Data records
•••••
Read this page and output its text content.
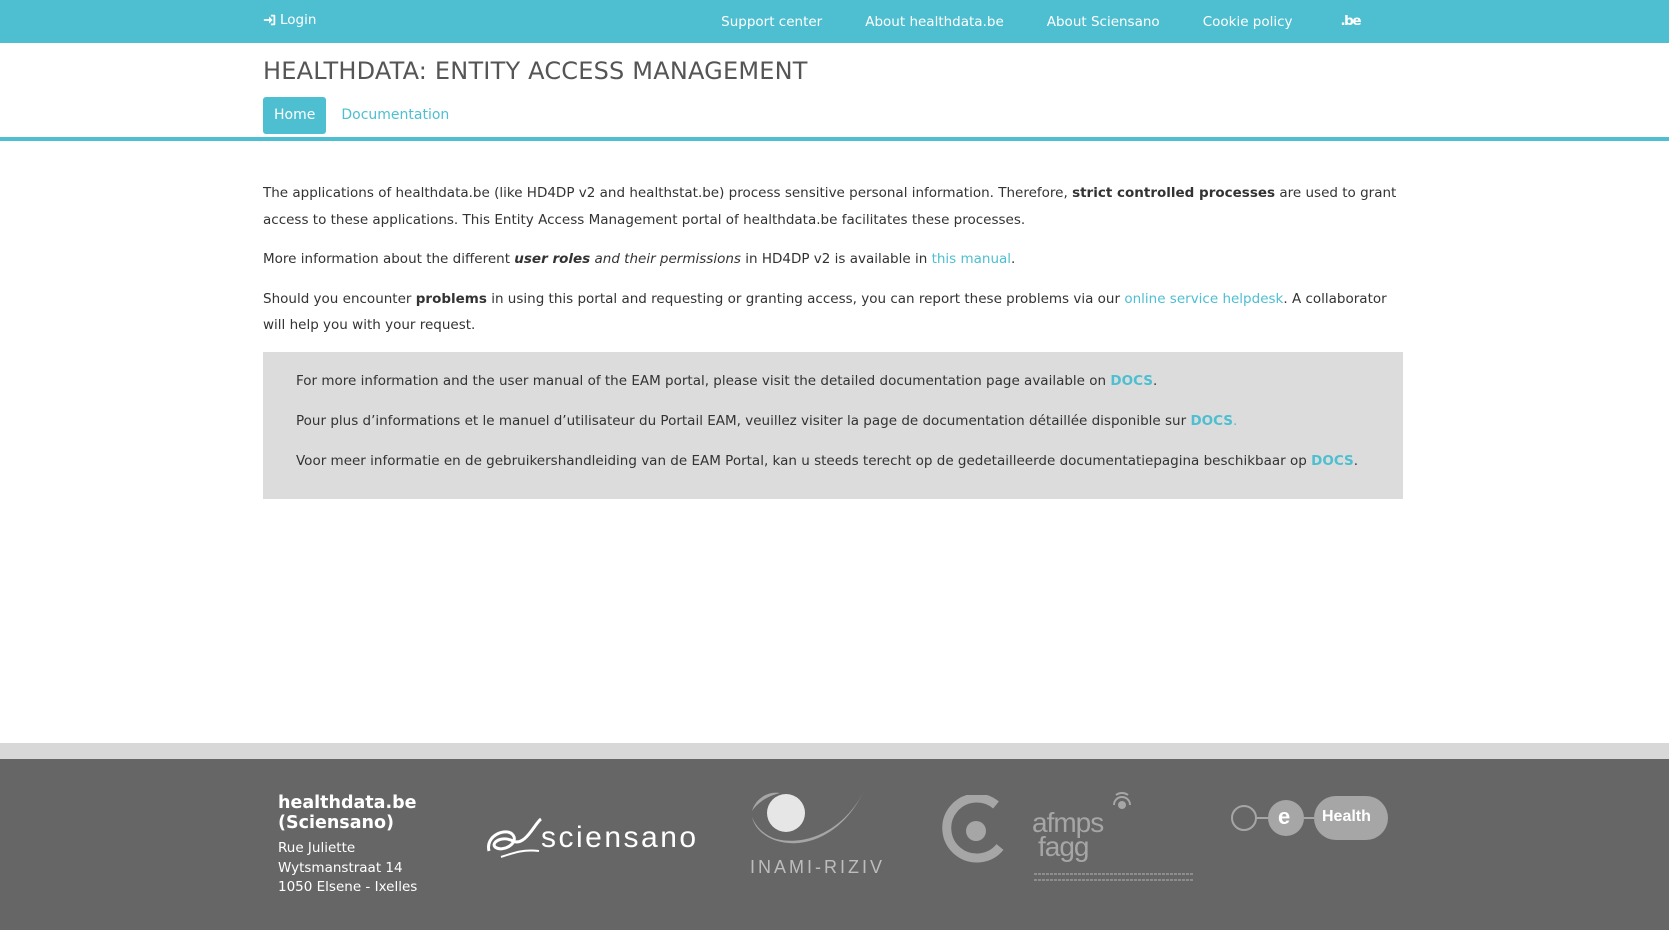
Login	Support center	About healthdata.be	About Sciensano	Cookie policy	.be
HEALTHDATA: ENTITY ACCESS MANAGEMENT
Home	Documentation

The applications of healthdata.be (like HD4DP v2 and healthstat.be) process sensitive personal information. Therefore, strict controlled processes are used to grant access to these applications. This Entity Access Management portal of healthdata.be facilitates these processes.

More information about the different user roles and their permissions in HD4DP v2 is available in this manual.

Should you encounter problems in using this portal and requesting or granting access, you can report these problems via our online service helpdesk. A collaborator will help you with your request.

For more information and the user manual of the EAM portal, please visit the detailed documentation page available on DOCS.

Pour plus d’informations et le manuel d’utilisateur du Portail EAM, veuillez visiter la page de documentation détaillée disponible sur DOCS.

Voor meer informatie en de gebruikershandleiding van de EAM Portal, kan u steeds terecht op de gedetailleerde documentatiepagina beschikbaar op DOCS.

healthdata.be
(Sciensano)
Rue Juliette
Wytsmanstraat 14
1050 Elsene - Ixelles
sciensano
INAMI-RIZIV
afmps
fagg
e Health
•••••
Problem to work on » Omit pictures; set down the rest of the material word for word.

Final result »
Read this page and output its text content.
Login	Support center	About healthdata.be	About Sciensano	Cookie policy	.be
HEALTHDATA: ENTITY ACCESS MANAGEMENT
Home	Documentation

The applications of healthdata.be (like HD4DP v2 and healthstat.be) process sensitive personal information. Therefore, strict controlled processes are used to grant access to these applications. This Entity Access Management portal of healthdata.be facilitates these processes.

More information about the different user roles and their permissions in HD4DP v2 is available in this manual.

Should you encounter problems in using this portal and requesting or granting access, you can report these problems via our online service helpdesk. A collaborator will help you with your request.

For more information and the user manual of the EAM portal, please visit the detailed documentation page available on DOCS.

Pour plus d’informations et le manuel d’utilisateur du Portail EAM, veuillez visiter la page de documentation détaillée disponible sur DOCS.

Voor meer informatie en de gebruikershandleiding van de EAM Portal, kan u steeds terecht op de gedetailleerde documentatiepagina beschikbaar op DOCS.

healthdata.be
(Sciensano)
Rue Juliette
Wytsmanstraat 14
1050 Elsene - Ixelles
sciensano
INAMI-RIZIV
afmps
fagg
e Health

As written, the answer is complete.